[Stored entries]
BEGIN
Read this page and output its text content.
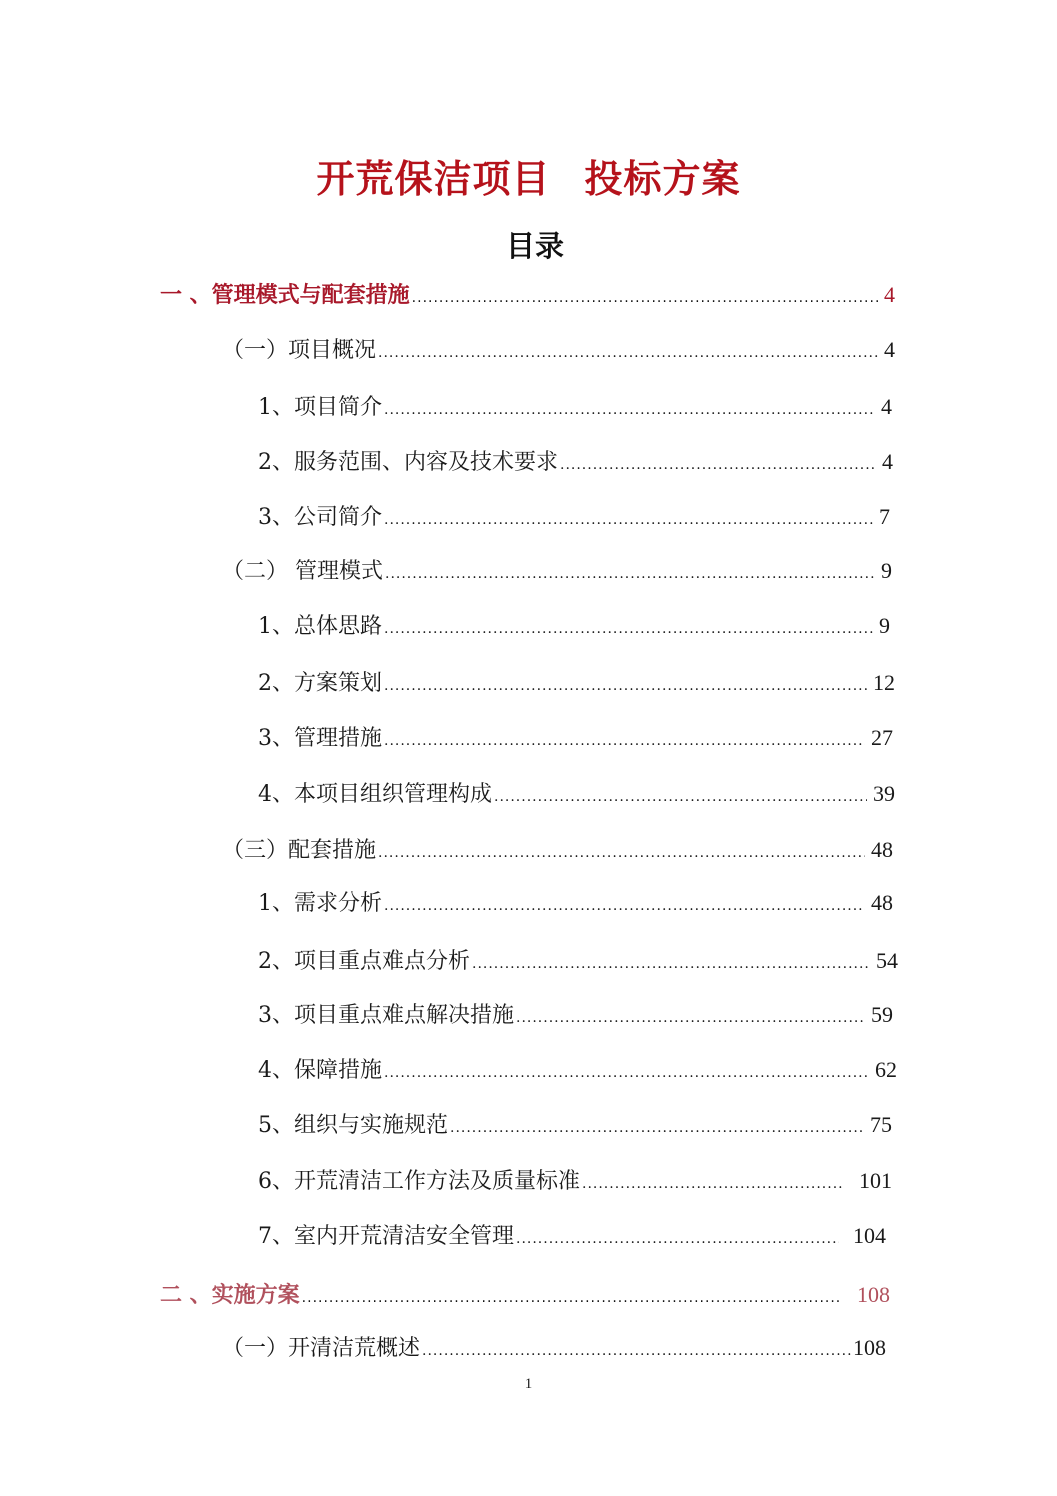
开荒保洁项目 投标方案
目录
一 、管理模式与配套措施 .....	4
（一）项目概况 .....	4
1、项目简介 .....	4
2、服务范围、内容及技术要求 .....	4
3、公司简介 .....	7
（二） 管理模式 .....	9
1、总体思路 .....	9
2、方案策划 .....	12
3、管理措施 .....	27
4、本项目组织管理构成 .....	39
（三）配套措施 .....	48
1、需求分析 .....	48
2、项目重点难点分析 .....	54
3、项目重点难点解决措施 .....	59
4、保障措施 .....	62
5、组织与实施规范 .....	75
6、开荒清洁工作方法及质量标准 .....	101
7、室内开荒清洁安全管理 .....	104
二 、实施方案 .....	108
（一）开清洁荒概述 .....	108
1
END
• _Task directions_
Print each entry shown above with exact wording and no pictures.

• _Written solution_
Read this page and output its text content.
开荒保洁项目 投标方案
目录
一 、管理模式与配套措施 .....	4
（一）项目概况 .....	4
1、项目简介 .....	4
2、服务范围、内容及技术要求 .....	4
3、公司简介 .....	7
（二） 管理模式 .....	9
1、总体思路 .....	9
2、方案策划 .....	12
3、管理措施 .....	27
4、本项目组织管理构成 .....	39
（三）配套措施 .....	48
1、需求分析 .....	48
2、项目重点难点分析 .....	54
3、项目重点难点解决措施 .....	59
4、保障措施 .....	62
5、组织与实施规范 .....	75
6、开荒清洁工作方法及质量标准 .....	101
7、室内开荒清洁安全管理 .....	104
二 、实施方案 .....	108
（一）开清洁荒概述 .....	108
1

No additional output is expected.